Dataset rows
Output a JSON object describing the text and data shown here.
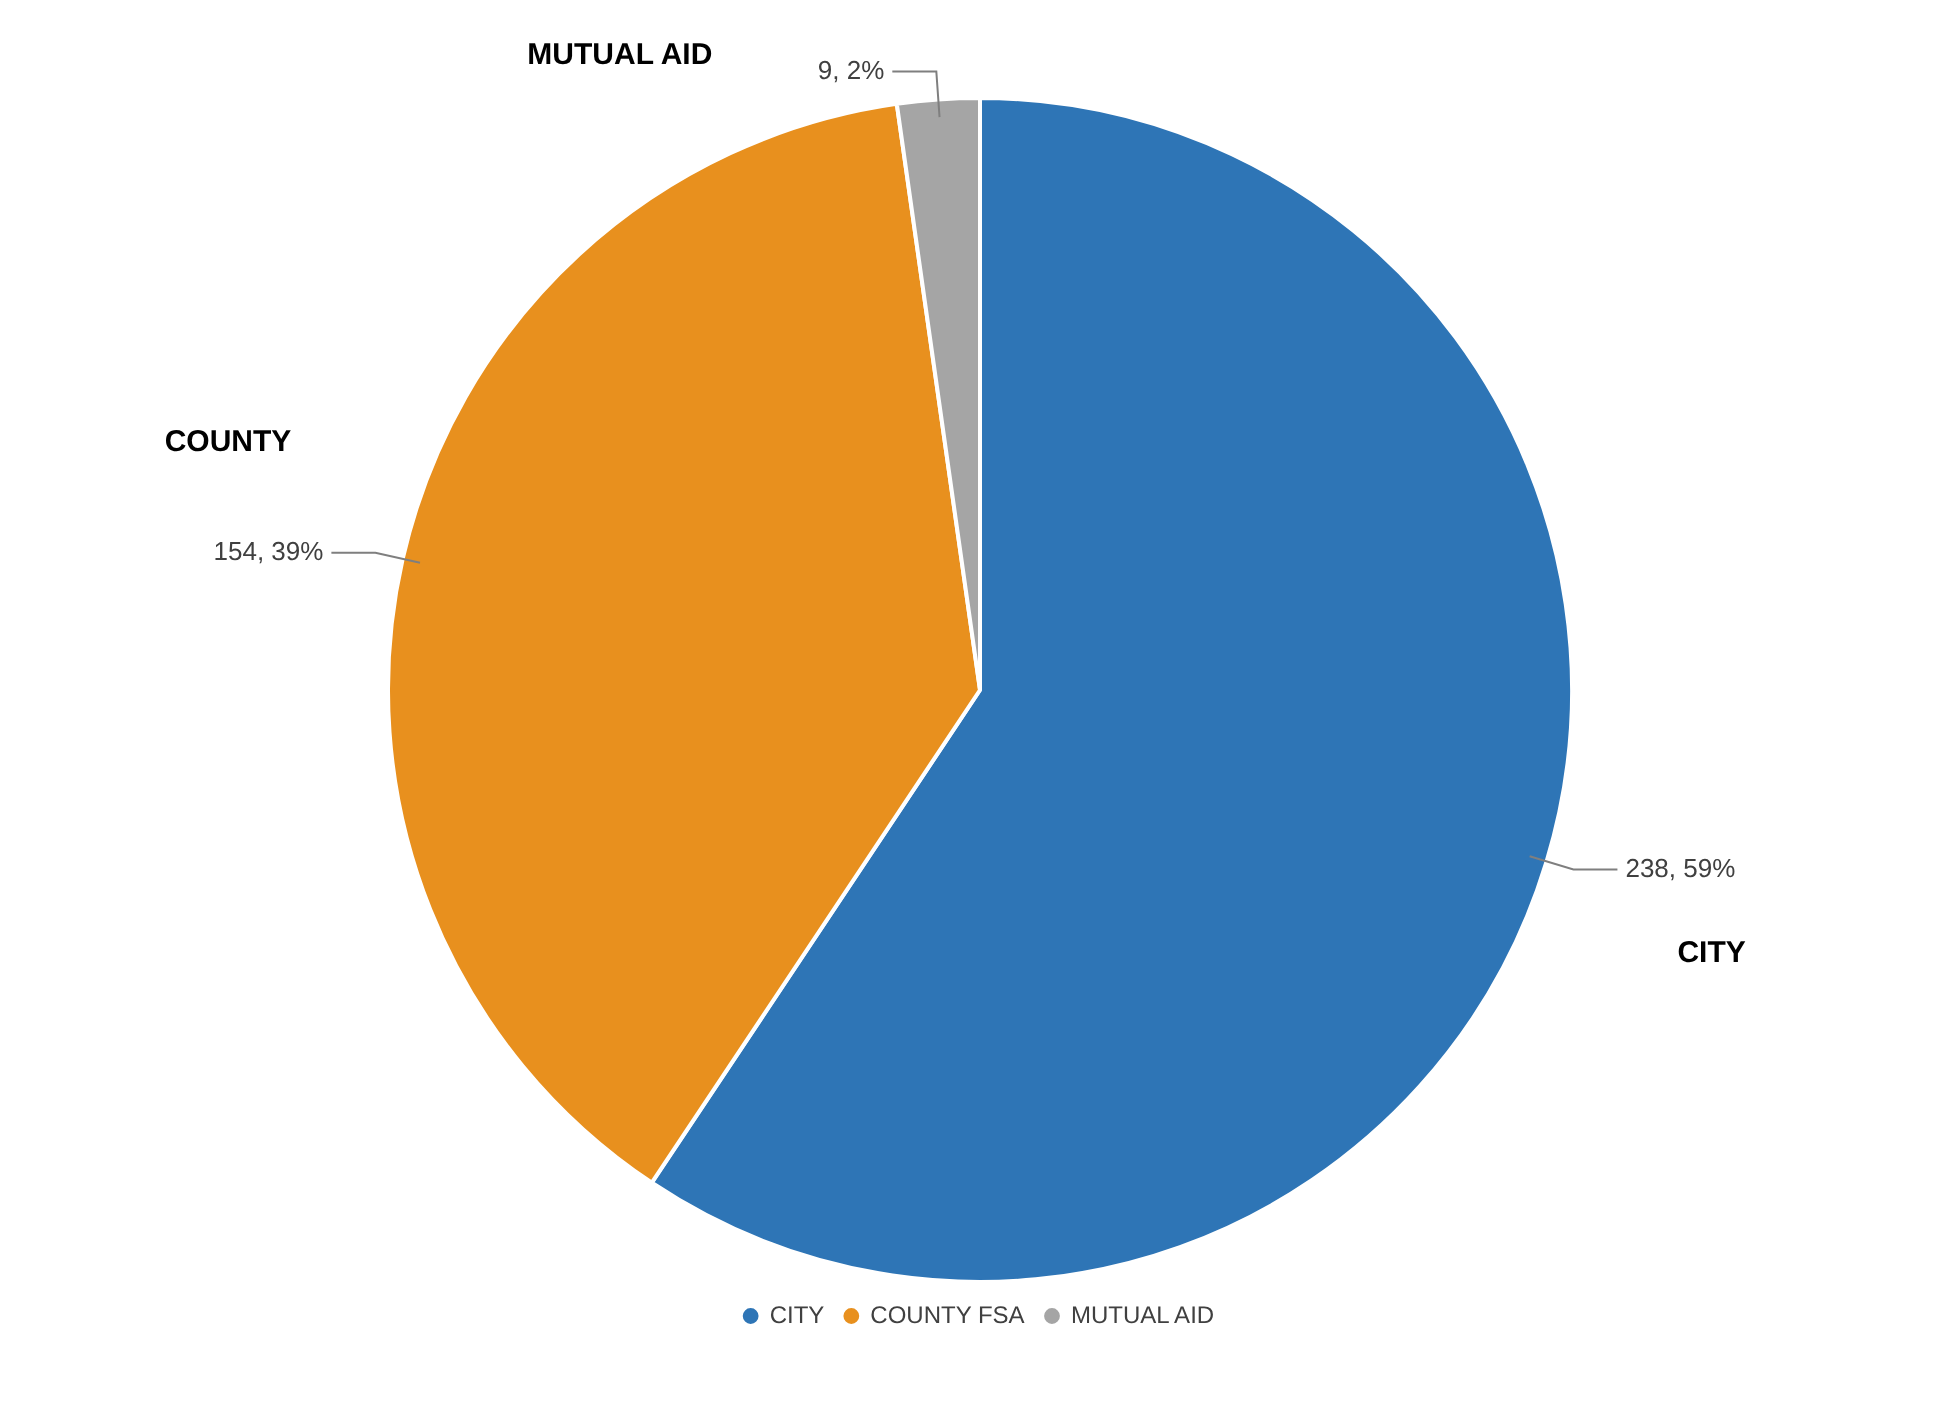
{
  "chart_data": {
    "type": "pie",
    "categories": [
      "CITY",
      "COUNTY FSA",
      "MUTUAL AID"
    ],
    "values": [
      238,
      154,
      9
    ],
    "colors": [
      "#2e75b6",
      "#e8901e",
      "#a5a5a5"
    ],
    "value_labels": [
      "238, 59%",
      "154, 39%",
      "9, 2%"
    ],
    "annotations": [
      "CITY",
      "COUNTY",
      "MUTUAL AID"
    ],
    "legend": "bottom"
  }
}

◆ WHAT THIS TASK INVOLVES
Transcribe the full listing above exactly as it stands, minus the pictures.

◆ ANSWER TO THIS TASK
Output a JSON object describing the text and data shown here.
{
  "chart_data": {
    "type": "pie",
    "categories": [
      "CITY",
      "COUNTY FSA",
      "MUTUAL AID"
    ],
    "values": [
      238,
      154,
      9
    ],
    "colors": [
      "#2e75b6",
      "#e8901e",
      "#a5a5a5"
    ],
    "value_labels": [
      "238, 59%",
      "154, 39%",
      "9, 2%"
    ],
    "annotations": [
      "CITY",
      "COUNTY",
      "MUTUAL AID"
    ],
    "legend": "bottom"
  }
}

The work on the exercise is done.